▶ _Entries_:

·····

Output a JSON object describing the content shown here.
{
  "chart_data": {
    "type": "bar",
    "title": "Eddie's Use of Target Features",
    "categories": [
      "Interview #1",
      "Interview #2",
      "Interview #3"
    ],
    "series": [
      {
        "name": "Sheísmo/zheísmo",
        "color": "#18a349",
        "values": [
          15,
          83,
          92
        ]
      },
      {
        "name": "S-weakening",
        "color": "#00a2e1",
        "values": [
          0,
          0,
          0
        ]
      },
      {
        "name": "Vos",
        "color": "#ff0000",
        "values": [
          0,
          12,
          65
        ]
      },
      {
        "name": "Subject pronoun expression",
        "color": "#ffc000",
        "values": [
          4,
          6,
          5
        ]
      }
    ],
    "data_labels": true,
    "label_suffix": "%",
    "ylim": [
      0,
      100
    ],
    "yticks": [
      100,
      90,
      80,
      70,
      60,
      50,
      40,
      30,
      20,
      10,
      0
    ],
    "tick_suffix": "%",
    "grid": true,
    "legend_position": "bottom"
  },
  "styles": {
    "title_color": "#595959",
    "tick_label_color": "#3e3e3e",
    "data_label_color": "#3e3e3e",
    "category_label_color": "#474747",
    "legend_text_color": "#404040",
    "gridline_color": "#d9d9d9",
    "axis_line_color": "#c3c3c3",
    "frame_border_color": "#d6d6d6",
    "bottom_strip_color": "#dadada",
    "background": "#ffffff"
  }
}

·····

▶ _Short exercise_: Return all lines of the material above in which the word "name" occurs.

▶ _Reply_:
        "name": "Sheísmo/zheísmo",
        "name": "S-weakening",
        "name": "Vos",
        "name": "Subject pronoun expression",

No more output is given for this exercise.